DESCRIPTION OF THE TASK:
Print all of the entries exactly, minus the pictures.

[Figure contents as structured data]

************

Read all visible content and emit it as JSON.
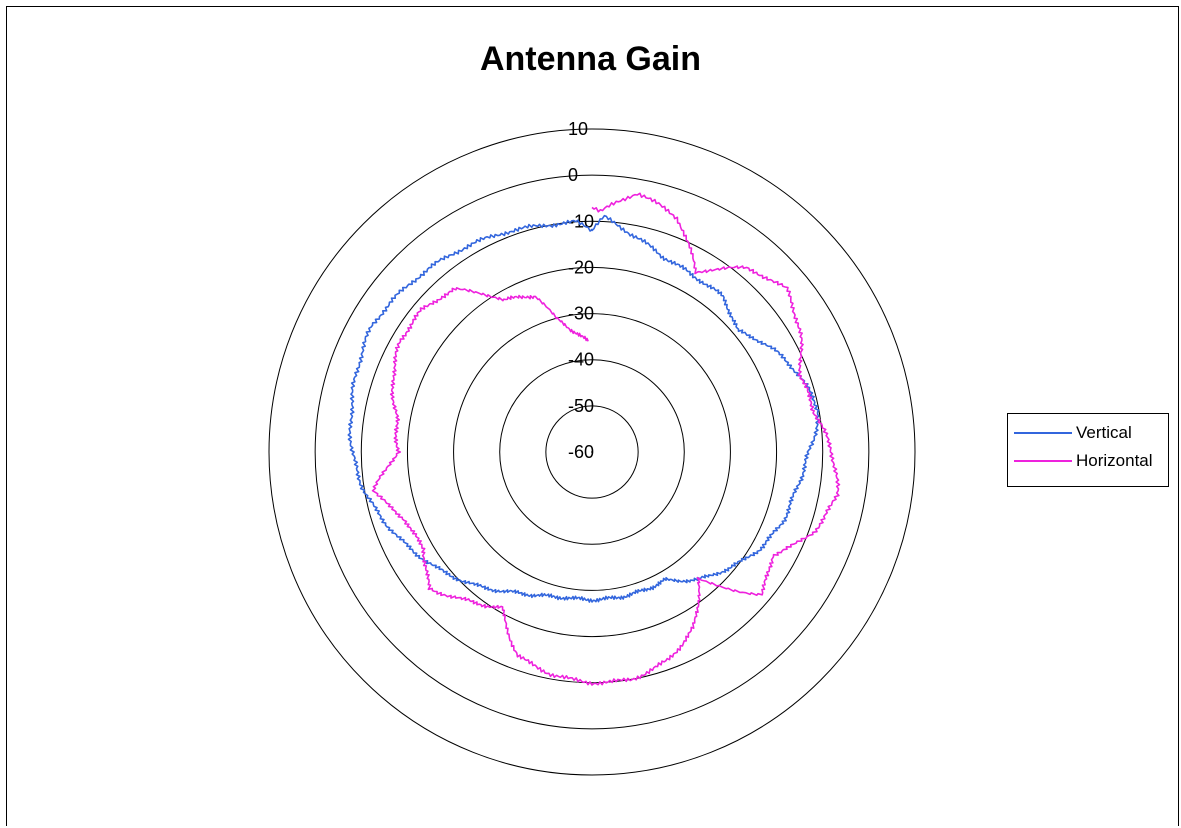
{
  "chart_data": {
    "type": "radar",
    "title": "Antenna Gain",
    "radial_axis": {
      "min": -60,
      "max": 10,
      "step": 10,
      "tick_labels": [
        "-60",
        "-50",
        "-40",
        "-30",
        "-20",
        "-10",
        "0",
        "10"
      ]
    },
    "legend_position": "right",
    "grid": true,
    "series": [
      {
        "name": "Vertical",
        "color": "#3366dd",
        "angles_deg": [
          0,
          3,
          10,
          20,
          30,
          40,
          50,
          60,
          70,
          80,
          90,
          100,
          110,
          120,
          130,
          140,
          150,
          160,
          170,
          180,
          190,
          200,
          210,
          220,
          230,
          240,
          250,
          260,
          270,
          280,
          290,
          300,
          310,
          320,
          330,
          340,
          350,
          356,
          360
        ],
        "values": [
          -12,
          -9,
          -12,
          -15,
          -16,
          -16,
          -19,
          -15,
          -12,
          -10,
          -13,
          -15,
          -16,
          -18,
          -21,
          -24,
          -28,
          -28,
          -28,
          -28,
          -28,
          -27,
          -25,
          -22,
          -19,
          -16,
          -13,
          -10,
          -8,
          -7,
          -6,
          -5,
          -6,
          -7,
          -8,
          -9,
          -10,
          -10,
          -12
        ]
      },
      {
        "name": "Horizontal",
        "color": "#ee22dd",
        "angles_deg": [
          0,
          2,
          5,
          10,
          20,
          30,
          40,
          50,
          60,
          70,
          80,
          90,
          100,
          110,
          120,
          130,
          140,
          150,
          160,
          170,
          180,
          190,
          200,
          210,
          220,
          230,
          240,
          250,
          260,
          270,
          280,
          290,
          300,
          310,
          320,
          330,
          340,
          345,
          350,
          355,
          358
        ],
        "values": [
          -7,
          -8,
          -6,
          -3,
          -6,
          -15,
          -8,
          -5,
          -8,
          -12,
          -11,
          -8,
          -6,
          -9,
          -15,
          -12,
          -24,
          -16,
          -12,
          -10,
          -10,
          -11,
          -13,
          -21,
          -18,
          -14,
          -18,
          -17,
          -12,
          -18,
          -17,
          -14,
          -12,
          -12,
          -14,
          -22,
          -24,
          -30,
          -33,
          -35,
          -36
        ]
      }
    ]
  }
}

************

SOLUTION:
Read all visible content and emit it as JSON.
{
  "chart_data": {
    "type": "radar",
    "title": "Antenna Gain",
    "radial_axis": {
      "min": -60,
      "max": 10,
      "step": 10,
      "tick_labels": [
        "-60",
        "-50",
        "-40",
        "-30",
        "-20",
        "-10",
        "0",
        "10"
      ]
    },
    "legend_position": "right",
    "grid": true,
    "series": [
      {
        "name": "Vertical",
        "color": "#3366dd",
        "angles_deg": [
          0,
          3,
          10,
          20,
          30,
          40,
          50,
          60,
          70,
          80,
          90,
          100,
          110,
          120,
          130,
          140,
          150,
          160,
          170,
          180,
          190,
          200,
          210,
          220,
          230,
          240,
          250,
          260,
          270,
          280,
          290,
          300,
          310,
          320,
          330,
          340,
          350,
          356,
          360
        ],
        "values": [
          -12,
          -9,
          -12,
          -15,
          -16,
          -16,
          -19,
          -15,
          -12,
          -10,
          -13,
          -15,
          -16,
          -18,
          -21,
          -24,
          -28,
          -28,
          -28,
          -28,
          -28,
          -27,
          -25,
          -22,
          -19,
          -16,
          -13,
          -10,
          -8,
          -7,
          -6,
          -5,
          -6,
          -7,
          -8,
          -9,
          -10,
          -10,
          -12
        ]
      },
      {
        "name": "Horizontal",
        "color": "#ee22dd",
        "angles_deg": [
          0,
          2,
          5,
          10,
          20,
          30,
          40,
          50,
          60,
          70,
          80,
          90,
          100,
          110,
          120,
          130,
          140,
          150,
          160,
          170,
          180,
          190,
          200,
          210,
          220,
          230,
          240,
          250,
          260,
          270,
          280,
          290,
          300,
          310,
          320,
          330,
          340,
          345,
          350,
          355,
          358
        ],
        "values": [
          -7,
          -8,
          -6,
          -3,
          -6,
          -15,
          -8,
          -5,
          -8,
          -12,
          -11,
          -8,
          -6,
          -9,
          -15,
          -12,
          -24,
          -16,
          -12,
          -10,
          -10,
          -11,
          -13,
          -21,
          -18,
          -14,
          -18,
          -17,
          -12,
          -18,
          -17,
          -14,
          -12,
          -12,
          -14,
          -22,
          -24,
          -30,
          -33,
          -35,
          -36
        ]
      }
    ]
  }
}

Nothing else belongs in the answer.